**SOURCE MATERIAL**
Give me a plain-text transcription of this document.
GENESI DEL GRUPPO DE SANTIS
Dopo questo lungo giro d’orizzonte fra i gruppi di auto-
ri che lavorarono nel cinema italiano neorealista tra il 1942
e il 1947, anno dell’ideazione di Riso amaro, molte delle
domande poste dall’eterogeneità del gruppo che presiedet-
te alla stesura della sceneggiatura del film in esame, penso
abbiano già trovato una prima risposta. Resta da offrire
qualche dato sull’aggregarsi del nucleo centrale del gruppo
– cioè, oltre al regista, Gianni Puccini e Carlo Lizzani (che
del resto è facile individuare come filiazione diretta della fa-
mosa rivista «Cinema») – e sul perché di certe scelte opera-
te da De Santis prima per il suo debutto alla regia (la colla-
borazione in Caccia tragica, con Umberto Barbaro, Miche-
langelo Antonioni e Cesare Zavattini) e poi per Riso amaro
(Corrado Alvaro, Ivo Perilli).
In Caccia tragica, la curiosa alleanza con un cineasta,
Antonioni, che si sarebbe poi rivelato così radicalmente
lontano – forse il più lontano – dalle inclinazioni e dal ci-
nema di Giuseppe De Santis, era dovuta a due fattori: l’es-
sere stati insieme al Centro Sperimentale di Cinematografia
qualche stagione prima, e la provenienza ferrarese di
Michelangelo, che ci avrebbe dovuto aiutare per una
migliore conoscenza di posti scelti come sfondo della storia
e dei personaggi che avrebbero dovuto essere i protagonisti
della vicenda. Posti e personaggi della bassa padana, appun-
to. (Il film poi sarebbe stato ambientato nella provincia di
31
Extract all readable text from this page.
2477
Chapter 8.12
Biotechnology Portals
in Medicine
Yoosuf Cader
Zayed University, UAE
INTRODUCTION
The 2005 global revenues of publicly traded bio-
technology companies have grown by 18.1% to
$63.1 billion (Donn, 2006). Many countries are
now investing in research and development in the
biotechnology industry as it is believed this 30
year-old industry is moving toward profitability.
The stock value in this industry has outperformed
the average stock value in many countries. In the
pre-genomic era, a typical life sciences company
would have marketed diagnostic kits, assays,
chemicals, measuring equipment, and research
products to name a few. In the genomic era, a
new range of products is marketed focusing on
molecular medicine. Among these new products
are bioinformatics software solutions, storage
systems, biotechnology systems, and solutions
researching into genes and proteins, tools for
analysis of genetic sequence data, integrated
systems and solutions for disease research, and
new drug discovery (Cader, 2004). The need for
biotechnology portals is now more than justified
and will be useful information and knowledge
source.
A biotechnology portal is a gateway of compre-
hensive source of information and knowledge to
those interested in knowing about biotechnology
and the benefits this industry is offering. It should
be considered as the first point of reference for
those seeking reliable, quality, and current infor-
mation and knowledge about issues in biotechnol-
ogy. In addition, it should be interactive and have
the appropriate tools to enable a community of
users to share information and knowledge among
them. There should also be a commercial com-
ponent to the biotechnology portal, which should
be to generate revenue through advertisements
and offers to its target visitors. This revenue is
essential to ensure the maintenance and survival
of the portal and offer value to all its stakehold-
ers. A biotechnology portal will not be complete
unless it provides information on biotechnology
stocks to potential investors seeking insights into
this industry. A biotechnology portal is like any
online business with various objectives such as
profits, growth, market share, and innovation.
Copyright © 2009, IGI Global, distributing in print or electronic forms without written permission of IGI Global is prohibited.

**TASK PROMPT**
Every record above is to be transcribed exactly.

**RESPONSE AREA**
Give me a plain-text transcription of this document.
GENESI DEL GRUPPO DE SANTIS
Dopo questo lungo giro d’orizzonte fra i gruppi di auto-
ri che lavorarono nel cinema italiano neorealista tra il 1942
e il 1947, anno dell’ideazione di Riso amaro, molte delle
domande poste dall’eterogeneità del gruppo che presiedet-
te alla stesura della sceneggiatura del film in esame, penso
abbiano già trovato una prima risposta. Resta da offrire
qualche dato sull’aggregarsi del nucleo centrale del gruppo
– cioè, oltre al regista, Gianni Puccini e Carlo Lizzani (che
del resto è facile individuare come filiazione diretta della fa-
mosa rivista «Cinema») – e sul perché di certe scelte opera-
te da De Santis prima per il suo debutto alla regia (la colla-
borazione in Caccia tragica, con Umberto Barbaro, Miche-
langelo Antonioni e Cesare Zavattini) e poi per Riso amaro
(Corrado Alvaro, Ivo Perilli).
In Caccia tragica, la curiosa alleanza con un cineasta,
Antonioni, che si sarebbe poi rivelato così radicalmente
lontano – forse il più lontano – dalle inclinazioni e dal ci-
nema di Giuseppe De Santis, era dovuta a due fattori: l’es-
sere stati insieme al Centro Sperimentale di Cinematografia
qualche stagione prima, e la provenienza ferrarese di
Michelangelo, che ci avrebbe dovuto aiutare per una
migliore conoscenza di posti scelti come sfondo della storia
e dei personaggi che avrebbero dovuto essere i protagonisti
della vicenda. Posti e personaggi della bassa padana, appun-
to. (Il film poi sarebbe stato ambientato nella provincia di
31
Extract all readable text from this page.
2477
Chapter 8.12
Biotechnology Portals
in Medicine
Yoosuf Cader
Zayed University, UAE
INTRODUCTION
The 2005 global revenues of publicly traded bio-
technology companies have grown by 18.1% to
$63.1 billion (Donn, 2006). Many countries are
now investing in research and development in the
biotechnology industry as it is believed this 30
year-old industry is moving toward profitability.
The stock value in this industry has outperformed
the average stock value in many countries. In the
pre-genomic era, a typical life sciences company
would have marketed diagnostic kits, assays,
chemicals, measuring equipment, and research
products to name a few. In the genomic era, a
new range of products is marketed focusing on
molecular medicine. Among these new products
are bioinformatics software solutions, storage
systems, biotechnology systems, and solutions
researching into genes and proteins, tools for
analysis of genetic sequence data, integrated
systems and solutions for disease research, and
new drug discovery (Cader, 2004). The need for
biotechnology portals is now more than justified
and will be useful information and knowledge
source.
A biotechnology portal is a gateway of compre-
hensive source of information and knowledge to
those interested in knowing about biotechnology
and the benefits this industry is offering. It should
be considered as the first point of reference for
those seeking reliable, quality, and current infor-
mation and knowledge about issues in biotechnol-
ogy. In addition, it should be interactive and have
the appropriate tools to enable a community of
users to share information and knowledge among
them. There should also be a commercial com-
ponent to the biotechnology portal, which should
be to generate revenue through advertisements
and offers to its target visitors. This revenue is
essential to ensure the maintenance and survival
of the portal and offer value to all its stakehold-
ers. A biotechnology portal will not be complete
unless it provides information on biotechnology
stocks to potential investors seeking insights into
this industry. A biotechnology portal is like any
online business with various objectives such as
profits, growth, market share, and innovation.
Copyright © 2009, IGI Global, distributing in print or electronic forms without written permission of IGI Global is prohibited.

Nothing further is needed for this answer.